===== Raw data

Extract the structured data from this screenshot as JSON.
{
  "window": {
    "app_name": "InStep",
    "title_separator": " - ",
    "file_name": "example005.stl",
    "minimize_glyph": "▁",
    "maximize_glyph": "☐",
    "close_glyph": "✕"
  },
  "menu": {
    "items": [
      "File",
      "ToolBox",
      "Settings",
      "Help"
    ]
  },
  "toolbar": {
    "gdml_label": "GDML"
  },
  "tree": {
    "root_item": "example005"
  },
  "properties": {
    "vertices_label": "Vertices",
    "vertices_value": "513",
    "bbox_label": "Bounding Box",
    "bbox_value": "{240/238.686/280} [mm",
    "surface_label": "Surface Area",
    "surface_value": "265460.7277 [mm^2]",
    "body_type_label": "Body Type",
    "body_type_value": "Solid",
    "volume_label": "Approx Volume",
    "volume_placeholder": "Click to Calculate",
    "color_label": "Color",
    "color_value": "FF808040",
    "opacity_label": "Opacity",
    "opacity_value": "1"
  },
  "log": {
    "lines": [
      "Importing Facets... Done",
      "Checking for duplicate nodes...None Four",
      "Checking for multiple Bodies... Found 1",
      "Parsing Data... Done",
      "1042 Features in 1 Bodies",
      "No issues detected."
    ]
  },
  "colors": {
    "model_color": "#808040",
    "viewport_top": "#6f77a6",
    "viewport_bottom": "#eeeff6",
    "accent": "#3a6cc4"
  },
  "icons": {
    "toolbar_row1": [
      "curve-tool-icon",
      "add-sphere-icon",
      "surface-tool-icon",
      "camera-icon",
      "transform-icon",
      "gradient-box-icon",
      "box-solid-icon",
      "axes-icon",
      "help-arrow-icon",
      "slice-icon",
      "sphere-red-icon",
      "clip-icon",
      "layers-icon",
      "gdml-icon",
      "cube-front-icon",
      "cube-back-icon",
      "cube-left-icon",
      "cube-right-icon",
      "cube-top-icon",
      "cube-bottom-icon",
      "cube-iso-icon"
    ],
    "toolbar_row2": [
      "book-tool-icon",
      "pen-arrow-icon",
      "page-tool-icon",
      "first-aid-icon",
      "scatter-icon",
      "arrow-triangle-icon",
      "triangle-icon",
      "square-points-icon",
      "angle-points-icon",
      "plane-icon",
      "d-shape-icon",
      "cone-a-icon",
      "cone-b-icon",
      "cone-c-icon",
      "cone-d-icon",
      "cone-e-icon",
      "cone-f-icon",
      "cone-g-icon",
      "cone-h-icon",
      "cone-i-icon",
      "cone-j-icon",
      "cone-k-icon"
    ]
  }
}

==========

Can you reproduce all the material exactly?

Extract the structured data from this screenshot as JSON.
{
  "window": {
    "app_name": "InStep",
    "title_separator": " - ",
    "file_name": "example005.stl",
    "minimize_glyph": "▁",
    "maximize_glyph": "☐",
    "close_glyph": "✕"
  },
  "menu": {
    "items": [
      "File",
      "ToolBox",
      "Settings",
      "Help"
    ]
  },
  "toolbar": {
    "gdml_label": "GDML"
  },
  "tree": {
    "root_item": "example005"
  },
  "properties": {
    "vertices_label": "Vertices",
    "vertices_value": "513",
    "bbox_label": "Bounding Box",
    "bbox_value": "{240/238.686/280} [mm",
    "surface_label": "Surface Area",
    "surface_value": "265460.7277 [mm^2]",
    "body_type_label": "Body Type",
    "body_type_value": "Solid",
    "volume_label": "Approx Volume",
    "volume_placeholder": "Click to Calculate",
    "color_label": "Color",
    "color_value": "FF808040",
    "opacity_label": "Opacity",
    "opacity_value": "1"
  },
  "log": {
    "lines": [
      "Importing Facets... Done",
      "Checking for duplicate nodes...None Four",
      "Checking for multiple Bodies... Found 1",
      "Parsing Data... Done",
      "1042 Features in 1 Bodies",
      "No issues detected."
    ]
  },
  "colors": {
    "model_color": "#808040",
    "viewport_top": "#6f77a6",
    "viewport_bottom": "#eeeff6",
    "accent": "#3a6cc4"
  },
  "icons": {
    "toolbar_row1": [
      "curve-tool-icon",
      "add-sphere-icon",
      "surface-tool-icon",
      "camera-icon",
      "transform-icon",
      "gradient-box-icon",
      "box-solid-icon",
      "axes-icon",
      "help-arrow-icon",
      "slice-icon",
      "sphere-red-icon",
      "clip-icon",
      "layers-icon",
      "gdml-icon",
      "cube-front-icon",
      "cube-back-icon",
      "cube-left-icon",
      "cube-right-icon",
      "cube-top-icon",
      "cube-bottom-icon",
      "cube-iso-icon"
    ],
    "toolbar_row2": [
      "book-tool-icon",
      "pen-arrow-icon",
      "page-tool-icon",
      "first-aid-icon",
      "scatter-icon",
      "arrow-triangle-icon",
      "triangle-icon",
      "square-points-icon",
      "angle-points-icon",
      "plane-icon",
      "d-shape-icon",
      "cone-a-icon",
      "cone-b-icon",
      "cone-c-icon",
      "cone-d-icon",
      "cone-e-icon",
      "cone-f-icon",
      "cone-g-icon",
      "cone-h-icon",
      "cone-i-icon",
      "cone-j-icon",
      "cone-k-icon"
    ]
  }
}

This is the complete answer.